Short task.
List each line in which the string "this" appears.

Data for the task.
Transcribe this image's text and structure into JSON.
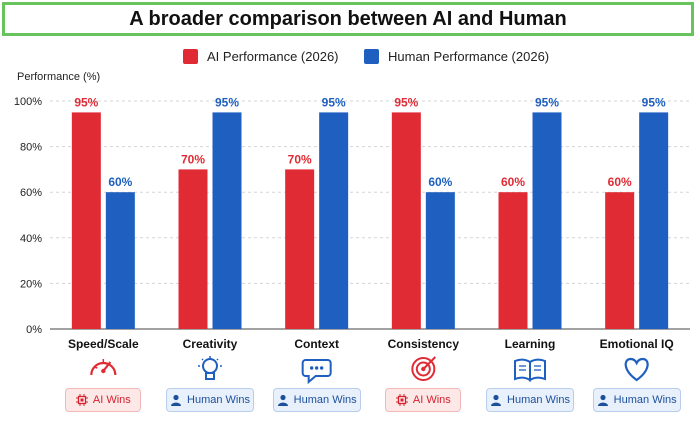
{
  "title": "A broader comparison between AI and Human",
  "colors": {
    "ai": "#e02b35",
    "human": "#1e5fc0",
    "title_border": "#67c35b"
  },
  "chart_data": {
    "type": "bar",
    "ylabel": "Performance (%)",
    "ylim": [
      0,
      100
    ],
    "yticks": [
      0,
      20,
      40,
      60,
      80,
      100
    ],
    "ytick_labels": [
      "0%",
      "20%",
      "40%",
      "60%",
      "80%",
      "100%"
    ],
    "grid": true,
    "legend_position": "top-center",
    "categories": [
      "Speed/Scale",
      "Creativity",
      "Context",
      "Consistency",
      "Learning",
      "Emotional IQ"
    ],
    "series": [
      {
        "name": "AI Performance (2026)",
        "values": [
          95,
          70,
          70,
          95,
          60,
          60
        ],
        "labels": [
          "95%",
          "70%",
          "70%",
          "95%",
          "60%",
          "60%"
        ]
      },
      {
        "name": "Human Performance (2026)",
        "values": [
          60,
          95,
          95,
          60,
          95,
          95
        ],
        "labels": [
          "60%",
          "95%",
          "95%",
          "60%",
          "95%",
          "95%"
        ]
      }
    ]
  },
  "category_icons": [
    "speedometer-icon",
    "lightbulb-icon",
    "speech-bubble-icon",
    "target-icon",
    "open-book-icon",
    "heart-icon"
  ],
  "badges": [
    {
      "type": "ai",
      "label": "AI Wins",
      "icon": "chip-icon"
    },
    {
      "type": "human",
      "label": "Human Wins",
      "icon": "person-icon"
    },
    {
      "type": "human",
      "label": "Human Wins",
      "icon": "person-icon"
    },
    {
      "type": "ai",
      "label": "AI Wins",
      "icon": "chip-icon"
    },
    {
      "type": "human",
      "label": "Human Wins",
      "icon": "person-icon"
    },
    {
      "type": "human",
      "label": "Human Wins",
      "icon": "person-icon"
    }
  ]
}
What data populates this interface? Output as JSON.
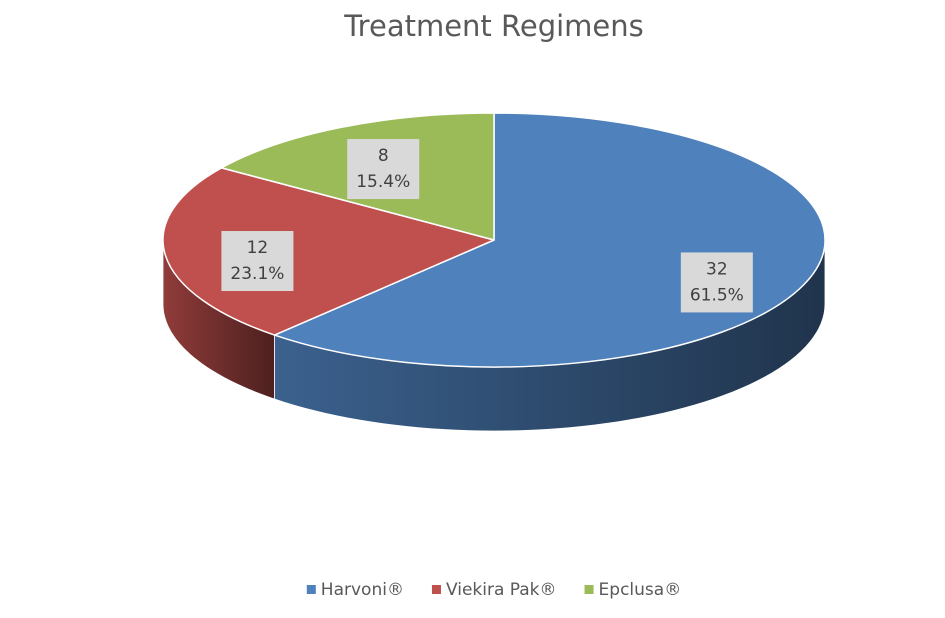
{
  "chart_data": {
    "type": "pie3d",
    "title": "Treatment Regimens",
    "categories": [
      "Harvoni®",
      "Viekira Pak®",
      "Epclusa®"
    ],
    "values": [
      32,
      12,
      8
    ],
    "percent_labels": [
      "61.5%",
      "23.1%",
      "15.4%"
    ],
    "colors": [
      "#4f81bd",
      "#c0504d",
      "#9bbb59"
    ],
    "legend": "bottom"
  }
}
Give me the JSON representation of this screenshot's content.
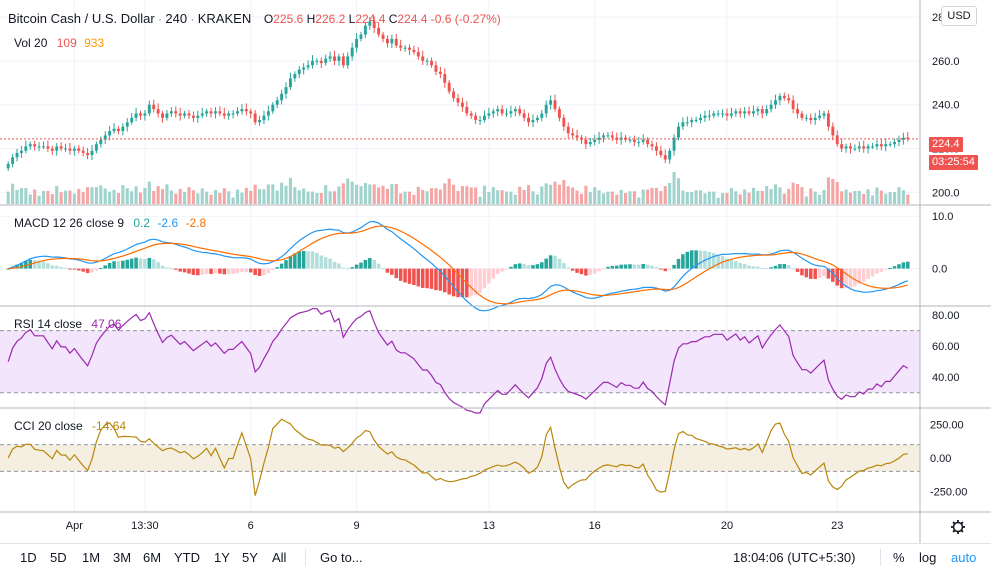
{
  "header": {
    "symbol": "Bitcoin Cash / U.S. Dollar",
    "interval": "240",
    "exchange": "KRAKEN",
    "open_label": "O",
    "open": "225.6",
    "high_label": "H",
    "high": "226.2",
    "low_label": "L",
    "low": "224.4",
    "close_label": "C",
    "close": "224.4",
    "change": "-0.6 (-0.27%)",
    "volume_label": "Vol 20",
    "volume_value": "109",
    "volume_ma": "933"
  },
  "currency": "USD",
  "last_price": "224.4",
  "countdown": "03:25:54",
  "macd_legend": {
    "label": "MACD 12 26 close 9",
    "hist": "0.2",
    "macd": "-2.6",
    "signal": "-2.8"
  },
  "rsi_legend": {
    "label": "RSI 14 close",
    "value": "47.06"
  },
  "cci_legend": {
    "label": "CCI 20 close",
    "value": "-14.64"
  },
  "bottom": {
    "ranges": [
      "1D",
      "5D",
      "1M",
      "3M",
      "6M",
      "YTD",
      "1Y",
      "5Y",
      "All"
    ],
    "goto": "Go to...",
    "clock": "18:04:06 (UTC+5:30)",
    "percent": "%",
    "log": "log",
    "auto": "auto"
  },
  "colors": {
    "up": "#26a69a",
    "down": "#ef5350",
    "vol_up": "#9fd3cc",
    "vol_down": "#f5a5a3",
    "macd_line": "#2196f3",
    "signal_line": "#ff6d00",
    "rsi_line": "#9c27b0",
    "rsi_band": "#f3e5fc",
    "cci_line": "#b8860b",
    "cci_band": "#f5efe2",
    "grid": "#f0f3fa",
    "axis_text": "#131722"
  },
  "chart_data": [
    {
      "type": "candlestick",
      "title": "Bitcoin Cash / U.S. Dollar · 240 · KRAKEN",
      "x_ticks": [
        "Apr",
        "13:30",
        "6",
        "9",
        "13",
        "16",
        "20",
        "23"
      ],
      "y_ticks": [
        200.0,
        220.0,
        240.0,
        260.0,
        280.0
      ],
      "ylim": [
        197,
        285
      ],
      "last_price_line": 224.4,
      "close": [
        213,
        216,
        218,
        219,
        221,
        222,
        221,
        221,
        221,
        220,
        219,
        221,
        220,
        220,
        219,
        220,
        219,
        218,
        217,
        219,
        222,
        224,
        226,
        228,
        229,
        228,
        230,
        232,
        234,
        236,
        235,
        236,
        240,
        238,
        236,
        234,
        236,
        237,
        236,
        235,
        236,
        235,
        234,
        235,
        236,
        237,
        236,
        237,
        236,
        235,
        236,
        236,
        237,
        238,
        237,
        236,
        232,
        233,
        235,
        237,
        240,
        242,
        245,
        248,
        252,
        254,
        256,
        257,
        258,
        260,
        260,
        259,
        261,
        262,
        260,
        262,
        258,
        262,
        266,
        270,
        272,
        276,
        278,
        275,
        272,
        270,
        268,
        270,
        267,
        266,
        266,
        265,
        264,
        262,
        260,
        260,
        258,
        255,
        254,
        250,
        246,
        243,
        241,
        239,
        236,
        235,
        233,
        233,
        235,
        236,
        237,
        238,
        236,
        236,
        237,
        238,
        236,
        234,
        232,
        233,
        234,
        236,
        240,
        242,
        238,
        234,
        230,
        227,
        226,
        225,
        224,
        222,
        223,
        224,
        225,
        226,
        226,
        225,
        224,
        225,
        224,
        224,
        223,
        223,
        224,
        222,
        221,
        219,
        217,
        215,
        219,
        225,
        230,
        232,
        232,
        233,
        233,
        234,
        235,
        235,
        236,
        236,
        236,
        235,
        236,
        237,
        236,
        237,
        236,
        237,
        238,
        236,
        238,
        240,
        242,
        244,
        243,
        242,
        238,
        236,
        234,
        234,
        233,
        234,
        235,
        236,
        230,
        226,
        222,
        220,
        221,
        220,
        220,
        221,
        220,
        221,
        221,
        222,
        221,
        222,
        222,
        223,
        224,
        225,
        224.4
      ],
      "volume_scale_max": 100
    },
    {
      "type": "line",
      "name": "MACD 12 26 close 9",
      "y_ticks": [
        10.0,
        0.0
      ],
      "ylim": [
        -6,
        11
      ],
      "series": [
        "macd",
        "signal",
        "histogram"
      ]
    },
    {
      "type": "line",
      "name": "RSI 14 close",
      "y_ticks": [
        80.0,
        60.0,
        40.0
      ],
      "ylim": [
        24,
        82
      ],
      "band": [
        30,
        70
      ]
    },
    {
      "type": "line",
      "name": "CCI 20 close",
      "y_ticks": [
        250.0,
        0.0,
        -250.0
      ],
      "ylim": [
        -360,
        330
      ],
      "band": [
        -100,
        100
      ]
    }
  ]
}
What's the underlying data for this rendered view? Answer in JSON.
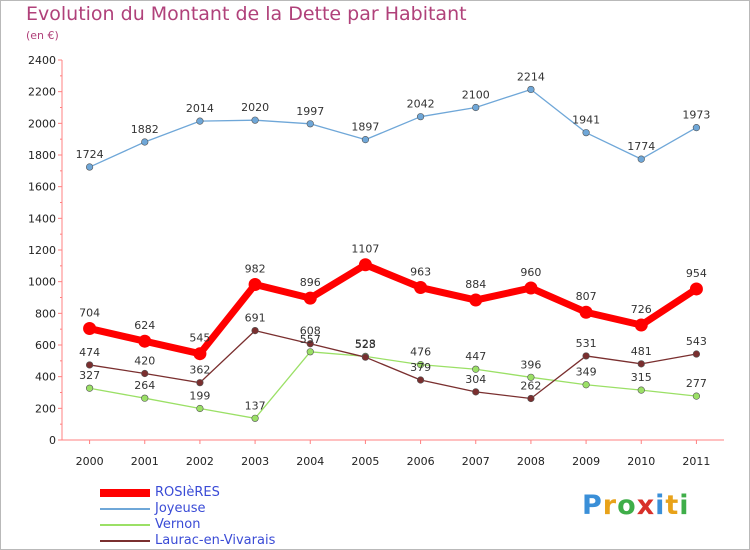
{
  "header": {
    "title": "Evolution du Montant de la Dette par Habitant",
    "subtitle": "(en €)"
  },
  "logo": {
    "text": "Proxiti"
  },
  "chart_data": {
    "type": "line",
    "title": "Evolution du Montant de la Dette par Habitant",
    "subtitle": "(en €)",
    "xlabel": "",
    "ylabel": "",
    "x": [
      "2000",
      "2001",
      "2002",
      "2003",
      "2004",
      "2005",
      "2006",
      "2007",
      "2008",
      "2009",
      "2010",
      "2011"
    ],
    "yticks": [
      "0",
      "200",
      "400",
      "600",
      "800",
      "1000",
      "1200",
      "1400",
      "1600",
      "1800",
      "2000",
      "2200",
      "2400"
    ],
    "ylim": [
      0,
      2400
    ],
    "grid": false,
    "legend": "bottom-left",
    "series": [
      {
        "name": "ROSIèRES",
        "color": "#ff0000",
        "values": [
          704,
          624,
          545,
          982,
          896,
          1107,
          963,
          884,
          960,
          807,
          726,
          954
        ]
      },
      {
        "name": "Joyeuse",
        "color": "#6fa7d8",
        "values": [
          1724,
          1882,
          2014,
          2020,
          1997,
          1897,
          2042,
          2100,
          2214,
          1941,
          1774,
          1973
        ]
      },
      {
        "name": "Vernon",
        "color": "#9be066",
        "values": [
          327,
          264,
          199,
          137,
          557,
          528,
          476,
          447,
          396,
          349,
          315,
          277
        ]
      },
      {
        "name": "Laurac-en-Vivarais",
        "color": "#7a2f2f",
        "values": [
          474,
          420,
          362,
          691,
          608,
          523,
          379,
          304,
          262,
          531,
          481,
          543
        ]
      }
    ]
  }
}
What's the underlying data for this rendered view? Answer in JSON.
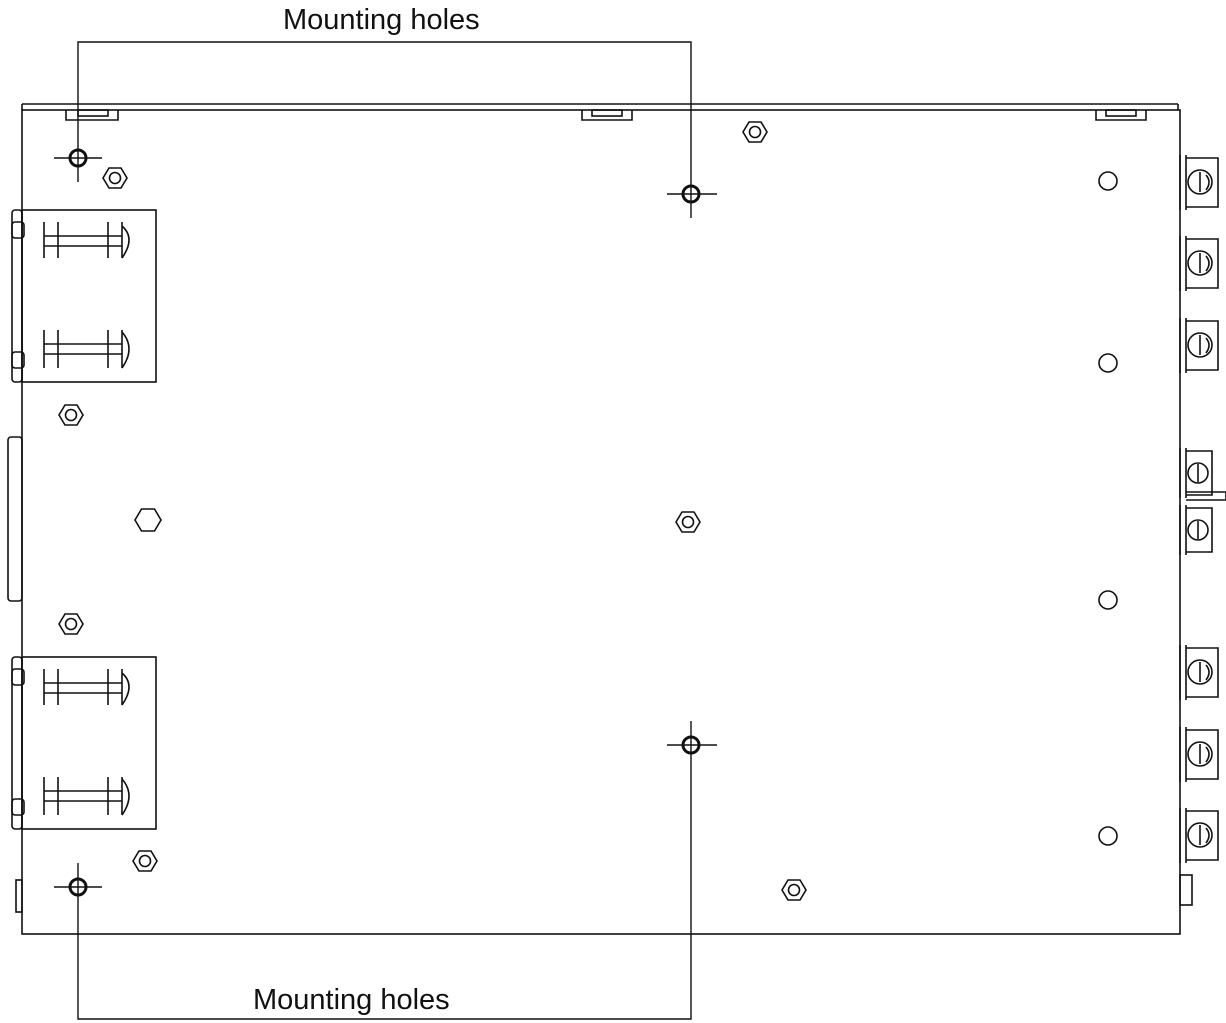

The result.
Transcribe this image's text and structure into JSON.
What data populates this interface? Output as JSON.
Give me the JSON representation of this screenshot's content.
What's the underlying data for this rendered view? Answer in JSON.
What's the underlying data for this rendered view? Answer in JSON.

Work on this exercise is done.